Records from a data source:
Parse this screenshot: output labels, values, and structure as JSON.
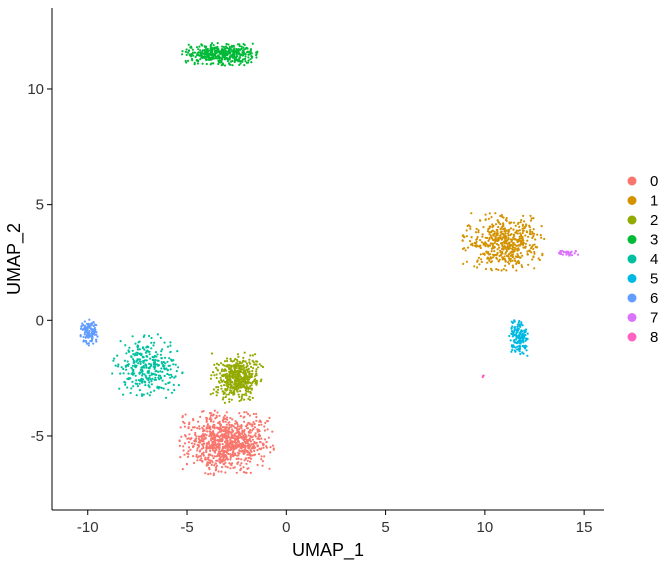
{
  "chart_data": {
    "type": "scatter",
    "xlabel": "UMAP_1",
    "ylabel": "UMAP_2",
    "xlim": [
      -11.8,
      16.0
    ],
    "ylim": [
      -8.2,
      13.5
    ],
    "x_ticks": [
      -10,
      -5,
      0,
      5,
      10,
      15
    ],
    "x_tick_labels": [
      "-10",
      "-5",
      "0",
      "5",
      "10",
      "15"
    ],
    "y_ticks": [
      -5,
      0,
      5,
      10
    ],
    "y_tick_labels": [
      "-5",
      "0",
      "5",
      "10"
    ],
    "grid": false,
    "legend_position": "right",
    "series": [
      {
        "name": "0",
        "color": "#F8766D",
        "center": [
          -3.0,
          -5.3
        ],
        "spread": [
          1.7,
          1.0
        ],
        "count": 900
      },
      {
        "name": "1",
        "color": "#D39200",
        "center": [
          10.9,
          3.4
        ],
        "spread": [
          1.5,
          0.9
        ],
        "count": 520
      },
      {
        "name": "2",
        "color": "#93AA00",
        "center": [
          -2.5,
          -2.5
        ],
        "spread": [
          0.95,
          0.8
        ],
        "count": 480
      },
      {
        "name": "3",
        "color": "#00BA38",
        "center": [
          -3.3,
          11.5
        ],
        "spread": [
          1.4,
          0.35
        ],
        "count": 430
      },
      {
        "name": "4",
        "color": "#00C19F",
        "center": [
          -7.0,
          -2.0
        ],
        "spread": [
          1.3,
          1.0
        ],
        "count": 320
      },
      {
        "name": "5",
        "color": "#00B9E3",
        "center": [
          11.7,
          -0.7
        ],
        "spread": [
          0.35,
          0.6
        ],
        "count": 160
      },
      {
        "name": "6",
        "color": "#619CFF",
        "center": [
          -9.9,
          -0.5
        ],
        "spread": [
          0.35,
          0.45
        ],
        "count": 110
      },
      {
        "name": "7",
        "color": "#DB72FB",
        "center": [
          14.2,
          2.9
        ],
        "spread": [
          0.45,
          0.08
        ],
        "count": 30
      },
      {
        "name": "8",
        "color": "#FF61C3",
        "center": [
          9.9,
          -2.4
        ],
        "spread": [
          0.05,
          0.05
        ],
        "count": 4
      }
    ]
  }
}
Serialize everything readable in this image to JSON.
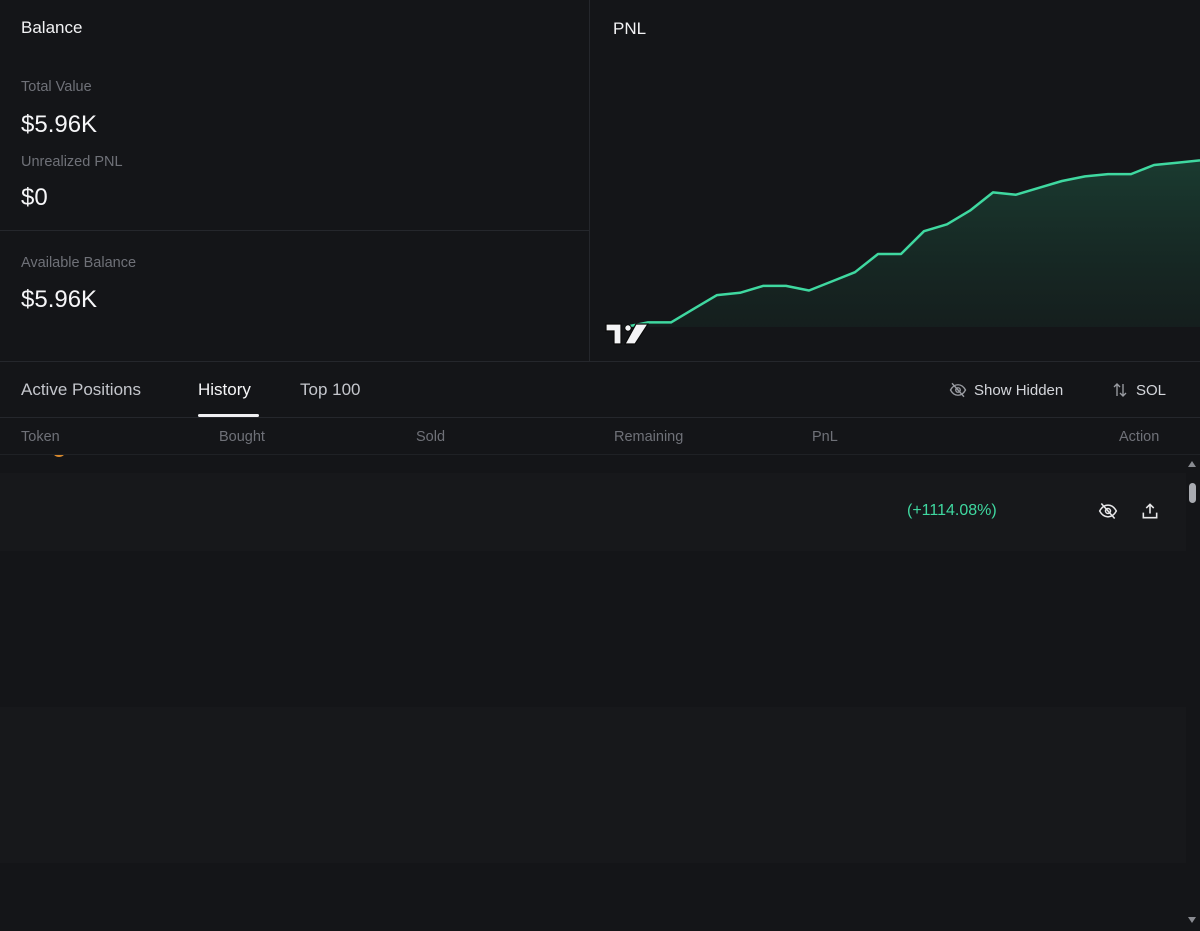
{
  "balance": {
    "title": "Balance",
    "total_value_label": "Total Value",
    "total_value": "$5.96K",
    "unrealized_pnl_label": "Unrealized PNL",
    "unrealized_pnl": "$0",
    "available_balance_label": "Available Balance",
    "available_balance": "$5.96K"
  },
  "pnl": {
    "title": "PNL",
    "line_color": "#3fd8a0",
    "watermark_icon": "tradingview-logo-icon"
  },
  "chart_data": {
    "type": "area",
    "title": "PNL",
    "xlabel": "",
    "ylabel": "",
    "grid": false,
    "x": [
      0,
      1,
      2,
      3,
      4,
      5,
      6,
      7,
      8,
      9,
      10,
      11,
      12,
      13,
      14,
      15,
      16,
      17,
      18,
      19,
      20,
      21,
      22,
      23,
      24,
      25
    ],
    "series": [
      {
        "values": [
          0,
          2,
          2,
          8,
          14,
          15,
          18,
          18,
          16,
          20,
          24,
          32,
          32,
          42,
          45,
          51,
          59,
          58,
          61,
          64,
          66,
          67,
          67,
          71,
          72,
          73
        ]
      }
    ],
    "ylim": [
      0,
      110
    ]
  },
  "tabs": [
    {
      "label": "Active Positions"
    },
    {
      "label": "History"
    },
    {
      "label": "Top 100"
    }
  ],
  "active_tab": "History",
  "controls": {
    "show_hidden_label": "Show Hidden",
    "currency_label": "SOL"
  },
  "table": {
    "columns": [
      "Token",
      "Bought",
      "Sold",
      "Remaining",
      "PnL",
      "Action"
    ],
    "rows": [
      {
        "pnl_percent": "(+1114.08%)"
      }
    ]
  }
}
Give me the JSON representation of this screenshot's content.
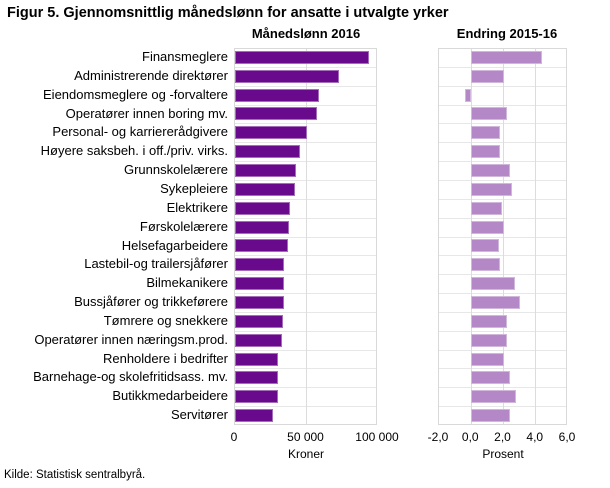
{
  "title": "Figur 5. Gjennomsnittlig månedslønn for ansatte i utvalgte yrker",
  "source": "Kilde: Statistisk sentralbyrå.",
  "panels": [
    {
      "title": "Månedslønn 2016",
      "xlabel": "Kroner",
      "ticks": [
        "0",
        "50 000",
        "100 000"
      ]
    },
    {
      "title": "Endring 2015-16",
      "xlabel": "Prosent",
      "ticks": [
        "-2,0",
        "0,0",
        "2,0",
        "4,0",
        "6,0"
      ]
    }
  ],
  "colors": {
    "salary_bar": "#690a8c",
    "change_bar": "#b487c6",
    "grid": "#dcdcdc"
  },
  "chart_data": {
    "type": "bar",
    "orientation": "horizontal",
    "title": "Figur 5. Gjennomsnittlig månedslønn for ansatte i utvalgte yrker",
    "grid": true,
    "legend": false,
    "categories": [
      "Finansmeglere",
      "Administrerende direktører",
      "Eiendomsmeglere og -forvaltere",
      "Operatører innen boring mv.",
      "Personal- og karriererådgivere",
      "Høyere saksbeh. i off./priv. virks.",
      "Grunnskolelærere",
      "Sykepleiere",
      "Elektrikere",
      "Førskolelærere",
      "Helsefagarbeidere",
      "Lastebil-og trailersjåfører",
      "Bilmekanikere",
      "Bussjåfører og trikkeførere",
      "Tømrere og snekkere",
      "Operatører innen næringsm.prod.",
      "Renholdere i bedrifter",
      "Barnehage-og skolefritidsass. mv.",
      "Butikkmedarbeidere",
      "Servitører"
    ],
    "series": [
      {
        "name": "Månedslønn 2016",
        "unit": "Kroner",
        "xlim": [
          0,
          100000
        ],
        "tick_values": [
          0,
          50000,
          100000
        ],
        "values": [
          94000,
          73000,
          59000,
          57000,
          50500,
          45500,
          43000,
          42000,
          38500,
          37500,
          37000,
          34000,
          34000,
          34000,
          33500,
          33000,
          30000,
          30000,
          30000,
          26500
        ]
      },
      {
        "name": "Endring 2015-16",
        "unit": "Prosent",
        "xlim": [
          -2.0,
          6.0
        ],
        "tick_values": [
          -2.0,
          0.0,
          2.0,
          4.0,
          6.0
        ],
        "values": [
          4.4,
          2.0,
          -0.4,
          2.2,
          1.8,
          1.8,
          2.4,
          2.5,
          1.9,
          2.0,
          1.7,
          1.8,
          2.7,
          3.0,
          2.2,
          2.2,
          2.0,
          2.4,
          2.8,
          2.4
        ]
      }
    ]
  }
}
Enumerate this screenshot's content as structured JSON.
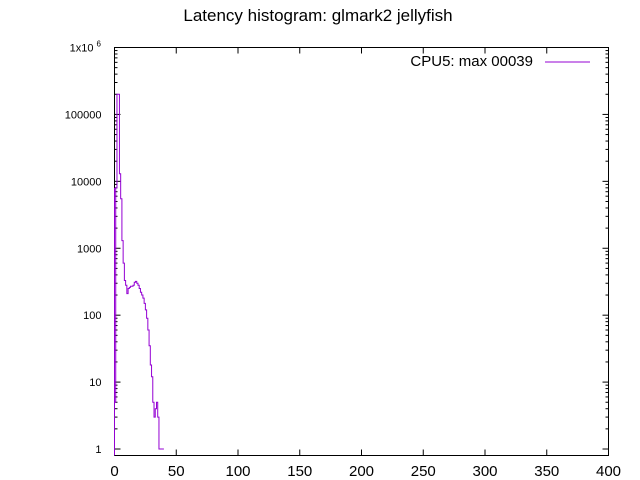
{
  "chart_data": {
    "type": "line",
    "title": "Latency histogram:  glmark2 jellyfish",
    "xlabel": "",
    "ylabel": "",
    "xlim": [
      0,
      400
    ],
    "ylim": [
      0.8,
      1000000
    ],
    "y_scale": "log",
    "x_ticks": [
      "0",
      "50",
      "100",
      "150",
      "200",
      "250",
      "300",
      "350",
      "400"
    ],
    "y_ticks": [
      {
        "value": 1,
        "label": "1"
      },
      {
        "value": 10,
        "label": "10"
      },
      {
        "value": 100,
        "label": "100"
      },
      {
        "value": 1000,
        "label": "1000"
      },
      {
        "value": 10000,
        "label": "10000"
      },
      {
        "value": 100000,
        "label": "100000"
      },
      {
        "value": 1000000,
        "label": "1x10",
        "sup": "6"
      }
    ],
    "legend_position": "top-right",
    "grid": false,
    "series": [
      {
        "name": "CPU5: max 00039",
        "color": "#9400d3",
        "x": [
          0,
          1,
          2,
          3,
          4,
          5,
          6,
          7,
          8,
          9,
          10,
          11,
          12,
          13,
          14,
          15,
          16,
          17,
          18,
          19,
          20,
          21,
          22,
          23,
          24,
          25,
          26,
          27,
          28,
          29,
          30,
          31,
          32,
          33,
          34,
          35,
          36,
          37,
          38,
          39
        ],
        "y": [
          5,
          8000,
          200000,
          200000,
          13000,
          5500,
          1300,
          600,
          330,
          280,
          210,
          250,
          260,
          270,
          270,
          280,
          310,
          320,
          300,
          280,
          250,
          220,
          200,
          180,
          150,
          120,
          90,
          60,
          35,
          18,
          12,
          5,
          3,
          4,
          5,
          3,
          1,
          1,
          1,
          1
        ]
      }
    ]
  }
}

_Goal of the exercise_
Identify all lines in the records above with the word "name".

_Written reply_
        "name": "0",
        "name": "1",
        "name": "2",
        "name": "3",
        "name": "4",
        "name": "5",
        "name": "6",
        "name": "7",
        "name": "8",
        "name": "Månedslønn 2016",
        "name": "Endring 2015-16",
        "name": "CPU5: max 00039",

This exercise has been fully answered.